# GIVEN PROBLEM
In full and without alteration, give the listing again.

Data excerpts
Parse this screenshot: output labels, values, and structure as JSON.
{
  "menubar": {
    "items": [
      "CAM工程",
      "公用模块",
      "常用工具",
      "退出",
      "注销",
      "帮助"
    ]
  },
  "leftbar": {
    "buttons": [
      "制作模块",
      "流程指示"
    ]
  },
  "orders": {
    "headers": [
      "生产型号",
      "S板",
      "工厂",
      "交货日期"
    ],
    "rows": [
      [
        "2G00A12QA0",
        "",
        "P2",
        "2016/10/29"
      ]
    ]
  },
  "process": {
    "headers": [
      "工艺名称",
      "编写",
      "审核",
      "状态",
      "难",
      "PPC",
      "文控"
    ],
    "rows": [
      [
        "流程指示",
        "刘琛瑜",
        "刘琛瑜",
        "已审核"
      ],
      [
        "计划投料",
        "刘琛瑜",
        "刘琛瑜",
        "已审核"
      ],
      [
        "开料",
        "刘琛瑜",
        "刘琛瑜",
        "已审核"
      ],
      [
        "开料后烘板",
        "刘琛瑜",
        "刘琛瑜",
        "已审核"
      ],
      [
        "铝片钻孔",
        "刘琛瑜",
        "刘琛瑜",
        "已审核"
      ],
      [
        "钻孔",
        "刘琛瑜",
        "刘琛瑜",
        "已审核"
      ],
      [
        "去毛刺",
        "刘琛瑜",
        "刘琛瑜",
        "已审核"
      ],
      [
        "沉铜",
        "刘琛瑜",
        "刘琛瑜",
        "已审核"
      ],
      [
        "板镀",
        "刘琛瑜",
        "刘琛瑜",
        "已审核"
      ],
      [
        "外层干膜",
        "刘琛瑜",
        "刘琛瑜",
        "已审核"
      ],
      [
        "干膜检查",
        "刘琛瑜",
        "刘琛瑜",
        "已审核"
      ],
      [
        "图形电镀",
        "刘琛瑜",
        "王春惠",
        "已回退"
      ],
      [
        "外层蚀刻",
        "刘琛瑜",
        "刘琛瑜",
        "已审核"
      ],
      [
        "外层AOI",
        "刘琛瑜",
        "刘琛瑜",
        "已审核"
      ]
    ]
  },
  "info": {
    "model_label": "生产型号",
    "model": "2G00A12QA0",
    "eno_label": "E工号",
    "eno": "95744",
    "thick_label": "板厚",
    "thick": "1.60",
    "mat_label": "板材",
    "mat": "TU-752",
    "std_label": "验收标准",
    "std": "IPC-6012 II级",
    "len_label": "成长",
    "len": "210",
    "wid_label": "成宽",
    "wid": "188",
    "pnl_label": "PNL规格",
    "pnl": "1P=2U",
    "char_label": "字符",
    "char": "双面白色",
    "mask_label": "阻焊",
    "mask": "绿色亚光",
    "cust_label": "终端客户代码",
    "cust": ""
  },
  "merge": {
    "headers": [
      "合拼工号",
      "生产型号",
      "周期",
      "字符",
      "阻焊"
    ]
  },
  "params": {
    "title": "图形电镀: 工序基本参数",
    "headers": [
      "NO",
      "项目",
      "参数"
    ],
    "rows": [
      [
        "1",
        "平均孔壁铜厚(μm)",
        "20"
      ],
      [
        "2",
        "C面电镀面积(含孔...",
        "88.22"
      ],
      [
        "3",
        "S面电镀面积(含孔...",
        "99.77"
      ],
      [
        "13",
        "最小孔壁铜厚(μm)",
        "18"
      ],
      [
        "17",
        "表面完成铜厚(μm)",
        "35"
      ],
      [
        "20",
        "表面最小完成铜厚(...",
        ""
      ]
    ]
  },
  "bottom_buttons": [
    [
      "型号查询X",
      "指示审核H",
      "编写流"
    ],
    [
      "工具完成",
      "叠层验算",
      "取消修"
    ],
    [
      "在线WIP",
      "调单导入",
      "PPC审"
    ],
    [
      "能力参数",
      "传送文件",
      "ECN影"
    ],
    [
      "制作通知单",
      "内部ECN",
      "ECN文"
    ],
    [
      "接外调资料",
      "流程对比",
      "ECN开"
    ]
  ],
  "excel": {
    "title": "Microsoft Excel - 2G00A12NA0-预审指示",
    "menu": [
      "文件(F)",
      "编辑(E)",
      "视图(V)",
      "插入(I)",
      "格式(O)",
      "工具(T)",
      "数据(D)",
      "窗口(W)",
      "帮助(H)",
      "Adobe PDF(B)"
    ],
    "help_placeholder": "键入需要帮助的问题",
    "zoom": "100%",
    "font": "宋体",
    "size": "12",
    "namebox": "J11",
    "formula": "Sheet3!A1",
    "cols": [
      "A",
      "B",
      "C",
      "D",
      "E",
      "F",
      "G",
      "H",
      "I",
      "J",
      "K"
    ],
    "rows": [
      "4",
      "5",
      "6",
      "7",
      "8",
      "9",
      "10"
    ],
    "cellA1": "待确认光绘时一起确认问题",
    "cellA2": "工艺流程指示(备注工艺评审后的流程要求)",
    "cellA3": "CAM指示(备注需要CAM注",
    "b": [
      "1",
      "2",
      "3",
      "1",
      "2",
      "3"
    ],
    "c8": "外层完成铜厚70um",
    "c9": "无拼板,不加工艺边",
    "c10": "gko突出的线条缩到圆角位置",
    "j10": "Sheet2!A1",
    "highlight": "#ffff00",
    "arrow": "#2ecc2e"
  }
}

# FULL OUTPUT
Parse this screenshot: output labels, values, and structure as JSON.
{
  "menubar": {
    "items": [
      "CAM工程",
      "公用模块",
      "常用工具",
      "退出",
      "注销",
      "帮助"
    ]
  },
  "leftbar": {
    "buttons": [
      "制作模块",
      "流程指示"
    ]
  },
  "orders": {
    "headers": [
      "生产型号",
      "S板",
      "工厂",
      "交货日期"
    ],
    "rows": [
      [
        "2G00A12QA0",
        "",
        "P2",
        "2016/10/29"
      ]
    ]
  },
  "process": {
    "headers": [
      "工艺名称",
      "编写",
      "审核",
      "状态",
      "难",
      "PPC",
      "文控"
    ],
    "rows": [
      [
        "流程指示",
        "刘琛瑜",
        "刘琛瑜",
        "已审核"
      ],
      [
        "计划投料",
        "刘琛瑜",
        "刘琛瑜",
        "已审核"
      ],
      [
        "开料",
        "刘琛瑜",
        "刘琛瑜",
        "已审核"
      ],
      [
        "开料后烘板",
        "刘琛瑜",
        "刘琛瑜",
        "已审核"
      ],
      [
        "铝片钻孔",
        "刘琛瑜",
        "刘琛瑜",
        "已审核"
      ],
      [
        "钻孔",
        "刘琛瑜",
        "刘琛瑜",
        "已审核"
      ],
      [
        "去毛刺",
        "刘琛瑜",
        "刘琛瑜",
        "已审核"
      ],
      [
        "沉铜",
        "刘琛瑜",
        "刘琛瑜",
        "已审核"
      ],
      [
        "板镀",
        "刘琛瑜",
        "刘琛瑜",
        "已审核"
      ],
      [
        "外层干膜",
        "刘琛瑜",
        "刘琛瑜",
        "已审核"
      ],
      [
        "干膜检查",
        "刘琛瑜",
        "刘琛瑜",
        "已审核"
      ],
      [
        "图形电镀",
        "刘琛瑜",
        "王春惠",
        "已回退"
      ],
      [
        "外层蚀刻",
        "刘琛瑜",
        "刘琛瑜",
        "已审核"
      ],
      [
        "外层AOI",
        "刘琛瑜",
        "刘琛瑜",
        "已审核"
      ]
    ]
  },
  "info": {
    "model_label": "生产型号",
    "model": "2G00A12QA0",
    "eno_label": "E工号",
    "eno": "95744",
    "thick_label": "板厚",
    "thick": "1.60",
    "mat_label": "板材",
    "mat": "TU-752",
    "std_label": "验收标准",
    "std": "IPC-6012 II级",
    "len_label": "成长",
    "len": "210",
    "wid_label": "成宽",
    "wid": "188",
    "pnl_label": "PNL规格",
    "pnl": "1P=2U",
    "char_label": "字符",
    "char": "双面白色",
    "mask_label": "阻焊",
    "mask": "绿色亚光",
    "cust_label": "终端客户代码",
    "cust": ""
  },
  "merge": {
    "headers": [
      "合拼工号",
      "生产型号",
      "周期",
      "字符",
      "阻焊"
    ]
  },
  "params": {
    "title": "图形电镀: 工序基本参数",
    "headers": [
      "NO",
      "项目",
      "参数"
    ],
    "rows": [
      [
        "1",
        "平均孔壁铜厚(μm)",
        "20"
      ],
      [
        "2",
        "C面电镀面积(含孔...",
        "88.22"
      ],
      [
        "3",
        "S面电镀面积(含孔...",
        "99.77"
      ],
      [
        "13",
        "最小孔壁铜厚(μm)",
        "18"
      ],
      [
        "17",
        "表面完成铜厚(μm)",
        "35"
      ],
      [
        "20",
        "表面最小完成铜厚(...",
        ""
      ]
    ]
  },
  "bottom_buttons": [
    [
      "型号查询X",
      "指示审核H",
      "编写流"
    ],
    [
      "工具完成",
      "叠层验算",
      "取消修"
    ],
    [
      "在线WIP",
      "调单导入",
      "PPC审"
    ],
    [
      "能力参数",
      "传送文件",
      "ECN影"
    ],
    [
      "制作通知单",
      "内部ECN",
      "ECN文"
    ],
    [
      "接外调资料",
      "流程对比",
      "ECN开"
    ]
  ],
  "excel": {
    "title": "Microsoft Excel - 2G00A12NA0-预审指示",
    "menu": [
      "文件(F)",
      "编辑(E)",
      "视图(V)",
      "插入(I)",
      "格式(O)",
      "工具(T)",
      "数据(D)",
      "窗口(W)",
      "帮助(H)",
      "Adobe PDF(B)"
    ],
    "help_placeholder": "键入需要帮助的问题",
    "zoom": "100%",
    "font": "宋体",
    "size": "12",
    "namebox": "J11",
    "formula": "Sheet3!A1",
    "cols": [
      "A",
      "B",
      "C",
      "D",
      "E",
      "F",
      "G",
      "H",
      "I",
      "J",
      "K"
    ],
    "rows": [
      "4",
      "5",
      "6",
      "7",
      "8",
      "9",
      "10"
    ],
    "cellA1": "待确认光绘时一起确认问题",
    "cellA2": "工艺流程指示(备注工艺评审后的流程要求)",
    "cellA3": "CAM指示(备注需要CAM注",
    "b": [
      "1",
      "2",
      "3",
      "1",
      "2",
      "3"
    ],
    "c8": "外层完成铜厚70um",
    "c9": "无拼板,不加工艺边",
    "c10": "gko突出的线条缩到圆角位置",
    "j10": "Sheet2!A1",
    "highlight": "#ffff00",
    "arrow": "#2ecc2e"
  }
}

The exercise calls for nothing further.